* WORK REQUIRED *
The records below must be duplicated exactly, character for character.

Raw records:
####

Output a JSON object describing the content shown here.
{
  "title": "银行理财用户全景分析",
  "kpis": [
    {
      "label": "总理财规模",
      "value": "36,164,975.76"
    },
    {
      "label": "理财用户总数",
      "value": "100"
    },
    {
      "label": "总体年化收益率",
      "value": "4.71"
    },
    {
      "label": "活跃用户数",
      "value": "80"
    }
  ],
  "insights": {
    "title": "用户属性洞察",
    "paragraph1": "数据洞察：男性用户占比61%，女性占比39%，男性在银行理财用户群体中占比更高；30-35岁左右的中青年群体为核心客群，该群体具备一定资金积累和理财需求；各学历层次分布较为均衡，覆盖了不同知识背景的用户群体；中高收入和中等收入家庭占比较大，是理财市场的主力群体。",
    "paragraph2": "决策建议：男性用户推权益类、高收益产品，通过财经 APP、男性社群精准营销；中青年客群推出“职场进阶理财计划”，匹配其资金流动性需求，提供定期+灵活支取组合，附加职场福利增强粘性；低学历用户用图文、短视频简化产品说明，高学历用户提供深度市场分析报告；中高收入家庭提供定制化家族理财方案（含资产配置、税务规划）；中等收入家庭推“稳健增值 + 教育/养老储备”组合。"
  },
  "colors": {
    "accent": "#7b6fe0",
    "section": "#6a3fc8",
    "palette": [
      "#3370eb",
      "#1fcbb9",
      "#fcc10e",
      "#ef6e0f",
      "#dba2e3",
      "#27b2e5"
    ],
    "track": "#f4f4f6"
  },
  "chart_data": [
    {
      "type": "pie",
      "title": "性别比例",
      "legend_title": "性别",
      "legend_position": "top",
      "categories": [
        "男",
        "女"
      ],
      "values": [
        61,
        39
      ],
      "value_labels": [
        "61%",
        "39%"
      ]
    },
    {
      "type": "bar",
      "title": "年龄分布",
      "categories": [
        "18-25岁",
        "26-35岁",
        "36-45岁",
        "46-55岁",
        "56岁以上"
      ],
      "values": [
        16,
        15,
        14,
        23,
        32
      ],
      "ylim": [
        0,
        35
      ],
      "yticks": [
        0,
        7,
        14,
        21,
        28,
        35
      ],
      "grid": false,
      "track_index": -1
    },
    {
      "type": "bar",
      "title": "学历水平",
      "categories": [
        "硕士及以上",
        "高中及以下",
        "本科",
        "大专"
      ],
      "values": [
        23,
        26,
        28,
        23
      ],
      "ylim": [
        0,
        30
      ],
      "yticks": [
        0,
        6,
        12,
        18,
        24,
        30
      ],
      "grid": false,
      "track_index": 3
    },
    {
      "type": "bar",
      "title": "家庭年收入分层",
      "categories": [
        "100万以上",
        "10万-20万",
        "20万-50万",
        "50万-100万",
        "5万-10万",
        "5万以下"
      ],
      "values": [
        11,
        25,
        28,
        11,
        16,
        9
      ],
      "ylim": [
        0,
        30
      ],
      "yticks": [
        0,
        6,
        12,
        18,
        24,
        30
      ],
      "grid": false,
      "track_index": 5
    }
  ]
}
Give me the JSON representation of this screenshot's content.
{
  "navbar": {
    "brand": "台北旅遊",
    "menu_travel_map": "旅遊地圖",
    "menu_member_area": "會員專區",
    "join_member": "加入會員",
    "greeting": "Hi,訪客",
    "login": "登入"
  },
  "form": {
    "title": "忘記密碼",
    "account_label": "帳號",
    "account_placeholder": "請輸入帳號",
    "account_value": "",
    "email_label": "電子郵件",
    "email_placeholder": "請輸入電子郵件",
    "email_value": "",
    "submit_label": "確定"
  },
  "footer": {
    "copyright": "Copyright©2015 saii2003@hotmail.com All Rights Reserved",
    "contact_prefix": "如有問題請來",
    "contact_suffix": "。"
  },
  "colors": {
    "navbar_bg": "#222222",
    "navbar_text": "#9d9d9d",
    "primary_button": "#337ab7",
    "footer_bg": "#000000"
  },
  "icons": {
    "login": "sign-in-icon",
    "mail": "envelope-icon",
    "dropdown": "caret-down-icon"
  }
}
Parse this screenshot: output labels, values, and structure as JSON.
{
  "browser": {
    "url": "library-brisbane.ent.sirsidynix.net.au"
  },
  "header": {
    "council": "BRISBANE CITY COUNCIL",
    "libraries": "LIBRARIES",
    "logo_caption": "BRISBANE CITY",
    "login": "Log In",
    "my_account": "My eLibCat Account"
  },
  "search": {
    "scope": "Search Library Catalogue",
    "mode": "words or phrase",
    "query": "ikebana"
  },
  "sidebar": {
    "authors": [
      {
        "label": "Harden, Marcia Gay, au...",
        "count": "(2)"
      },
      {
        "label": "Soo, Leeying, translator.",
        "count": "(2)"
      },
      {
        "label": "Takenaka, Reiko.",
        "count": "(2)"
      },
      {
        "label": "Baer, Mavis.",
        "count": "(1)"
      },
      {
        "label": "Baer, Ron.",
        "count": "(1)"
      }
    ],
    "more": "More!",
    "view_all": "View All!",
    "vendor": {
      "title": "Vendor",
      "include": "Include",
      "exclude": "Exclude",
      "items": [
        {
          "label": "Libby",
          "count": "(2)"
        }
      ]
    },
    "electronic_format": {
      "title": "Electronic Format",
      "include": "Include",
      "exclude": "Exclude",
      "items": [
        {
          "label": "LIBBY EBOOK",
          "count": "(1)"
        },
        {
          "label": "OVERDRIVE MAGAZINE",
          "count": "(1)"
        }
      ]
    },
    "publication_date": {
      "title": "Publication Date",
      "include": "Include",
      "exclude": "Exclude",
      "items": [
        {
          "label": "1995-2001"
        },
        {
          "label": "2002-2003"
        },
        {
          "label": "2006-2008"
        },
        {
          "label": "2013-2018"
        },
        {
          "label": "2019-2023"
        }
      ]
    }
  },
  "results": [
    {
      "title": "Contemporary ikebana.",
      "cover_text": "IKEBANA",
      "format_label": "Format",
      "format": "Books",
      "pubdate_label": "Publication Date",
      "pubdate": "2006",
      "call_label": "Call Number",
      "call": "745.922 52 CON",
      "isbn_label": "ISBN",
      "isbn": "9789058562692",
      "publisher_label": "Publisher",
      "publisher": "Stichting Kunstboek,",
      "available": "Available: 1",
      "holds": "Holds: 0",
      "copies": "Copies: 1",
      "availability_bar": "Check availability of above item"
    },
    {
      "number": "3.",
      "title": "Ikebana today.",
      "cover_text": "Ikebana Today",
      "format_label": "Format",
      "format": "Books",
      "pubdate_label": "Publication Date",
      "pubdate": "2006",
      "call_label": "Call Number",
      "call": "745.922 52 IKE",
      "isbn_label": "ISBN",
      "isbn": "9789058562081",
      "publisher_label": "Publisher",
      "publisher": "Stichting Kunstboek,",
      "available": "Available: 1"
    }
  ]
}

####

* TASK ANSWER *
Output a JSON object describing the content shown here.
{
  "title": "银行理财用户全景分析",
  "kpis": [
    {
      "label": "总理财规模",
      "value": "36,164,975.76"
    },
    {
      "label": "理财用户总数",
      "value": "100"
    },
    {
      "label": "总体年化收益率",
      "value": "4.71"
    },
    {
      "label": "活跃用户数",
      "value": "80"
    }
  ],
  "insights": {
    "title": "用户属性洞察",
    "paragraph1": "数据洞察：男性用户占比61%，女性占比39%，男性在银行理财用户群体中占比更高；30-35岁左右的中青年群体为核心客群，该群体具备一定资金积累和理财需求；各学历层次分布较为均衡，覆盖了不同知识背景的用户群体；中高收入和中等收入家庭占比较大，是理财市场的主力群体。",
    "paragraph2": "决策建议：男性用户推权益类、高收益产品，通过财经 APP、男性社群精准营销；中青年客群推出“职场进阶理财计划”，匹配其资金流动性需求，提供定期+灵活支取组合，附加职场福利增强粘性；低学历用户用图文、短视频简化产品说明，高学历用户提供深度市场分析报告；中高收入家庭提供定制化家族理财方案（含资产配置、税务规划）；中等收入家庭推“稳健增值 + 教育/养老储备”组合。"
  },
  "colors": {
    "accent": "#7b6fe0",
    "section": "#6a3fc8",
    "palette": [
      "#3370eb",
      "#1fcbb9",
      "#fcc10e",
      "#ef6e0f",
      "#dba2e3",
      "#27b2e5"
    ],
    "track": "#f4f4f6"
  },
  "chart_data": [
    {
      "type": "pie",
      "title": "性别比例",
      "legend_title": "性别",
      "legend_position": "top",
      "categories": [
        "男",
        "女"
      ],
      "values": [
        61,
        39
      ],
      "value_labels": [
        "61%",
        "39%"
      ]
    },
    {
      "type": "bar",
      "title": "年龄分布",
      "categories": [
        "18-25岁",
        "26-35岁",
        "36-45岁",
        "46-55岁",
        "56岁以上"
      ],
      "values": [
        16,
        15,
        14,
        23,
        32
      ],
      "ylim": [
        0,
        35
      ],
      "yticks": [
        0,
        7,
        14,
        21,
        28,
        35
      ],
      "grid": false,
      "track_index": -1
    },
    {
      "type": "bar",
      "title": "学历水平",
      "categories": [
        "硕士及以上",
        "高中及以下",
        "本科",
        "大专"
      ],
      "values": [
        23,
        26,
        28,
        23
      ],
      "ylim": [
        0,
        30
      ],
      "yticks": [
        0,
        6,
        12,
        18,
        24,
        30
      ],
      "grid": false,
      "track_index": 3
    },
    {
      "type": "bar",
      "title": "家庭年收入分层",
      "categories": [
        "100万以上",
        "10万-20万",
        "20万-50万",
        "50万-100万",
        "5万-10万",
        "5万以下"
      ],
      "values": [
        11,
        25,
        28,
        11,
        16,
        9
      ],
      "ylim": [
        0,
        30
      ],
      "yticks": [
        0,
        6,
        12,
        18,
        24,
        30
      ],
      "grid": false,
      "track_index": 5
    }
  ]
}
Give me the JSON representation of this screenshot's content.
{
  "navbar": {
    "brand": "台北旅遊",
    "menu_travel_map": "旅遊地圖",
    "menu_member_area": "會員專區",
    "join_member": "加入會員",
    "greeting": "Hi,訪客",
    "login": "登入"
  },
  "form": {
    "title": "忘記密碼",
    "account_label": "帳號",
    "account_placeholder": "請輸入帳號",
    "account_value": "",
    "email_label": "電子郵件",
    "email_placeholder": "請輸入電子郵件",
    "email_value": "",
    "submit_label": "確定"
  },
  "footer": {
    "copyright": "Copyright©2015 saii2003@hotmail.com All Rights Reserved",
    "contact_prefix": "如有問題請來",
    "contact_suffix": "。"
  },
  "colors": {
    "navbar_bg": "#222222",
    "navbar_text": "#9d9d9d",
    "primary_button": "#337ab7",
    "footer_bg": "#000000"
  },
  "icons": {
    "login": "sign-in-icon",
    "mail": "envelope-icon",
    "dropdown": "caret-down-icon"
  }
}
Parse this screenshot: output labels, values, and structure as JSON.
{
  "browser": {
    "url": "library-brisbane.ent.sirsidynix.net.au"
  },
  "header": {
    "council": "BRISBANE CITY COUNCIL",
    "libraries": "LIBRARIES",
    "logo_caption": "BRISBANE CITY",
    "login": "Log In",
    "my_account": "My eLibCat Account"
  },
  "search": {
    "scope": "Search Library Catalogue",
    "mode": "words or phrase",
    "query": "ikebana"
  },
  "sidebar": {
    "authors": [
      {
        "label": "Harden, Marcia Gay, au...",
        "count": "(2)"
      },
      {
        "label": "Soo, Leeying, translator.",
        "count": "(2)"
      },
      {
        "label": "Takenaka, Reiko.",
        "count": "(2)"
      },
      {
        "label": "Baer, Mavis.",
        "count": "(1)"
      },
      {
        "label": "Baer, Ron.",
        "count": "(1)"
      }
    ],
    "more": "More!",
    "view_all": "View All!",
    "vendor": {
      "title": "Vendor",
      "include": "Include",
      "exclude": "Exclude",
      "items": [
        {
          "label": "Libby",
          "count": "(2)"
        }
      ]
    },
    "electronic_format": {
      "title": "Electronic Format",
      "include": "Include",
      "exclude": "Exclude",
      "items": [
        {
          "label": "LIBBY EBOOK",
          "count": "(1)"
        },
        {
          "label": "OVERDRIVE MAGAZINE",
          "count": "(1)"
        }
      ]
    },
    "publication_date": {
      "title": "Publication Date",
      "include": "Include",
      "exclude": "Exclude",
      "items": [
        {
          "label": "1995-2001"
        },
        {
          "label": "2002-2003"
        },
        {
          "label": "2006-2008"
        },
        {
          "label": "2013-2018"
        },
        {
          "label": "2019-2023"
        }
      ]
    }
  },
  "results": [
    {
      "title": "Contemporary ikebana.",
      "cover_text": "IKEBANA",
      "format_label": "Format",
      "format": "Books",
      "pubdate_label": "Publication Date",
      "pubdate": "2006",
      "call_label": "Call Number",
      "call": "745.922 52 CON",
      "isbn_label": "ISBN",
      "isbn": "9789058562692",
      "publisher_label": "Publisher",
      "publisher": "Stichting Kunstboek,",
      "available": "Available: 1",
      "holds": "Holds: 0",
      "copies": "Copies: 1",
      "availability_bar": "Check availability of above item"
    },
    {
      "number": "3.",
      "title": "Ikebana today.",
      "cover_text": "Ikebana Today",
      "format_label": "Format",
      "format": "Books",
      "pubdate_label": "Publication Date",
      "pubdate": "2006",
      "call_label": "Call Number",
      "call": "745.922 52 IKE",
      "isbn_label": "ISBN",
      "isbn": "9789058562081",
      "publisher_label": "Publisher",
      "publisher": "Stichting Kunstboek,",
      "available": "Available: 1"
    }
  ]
}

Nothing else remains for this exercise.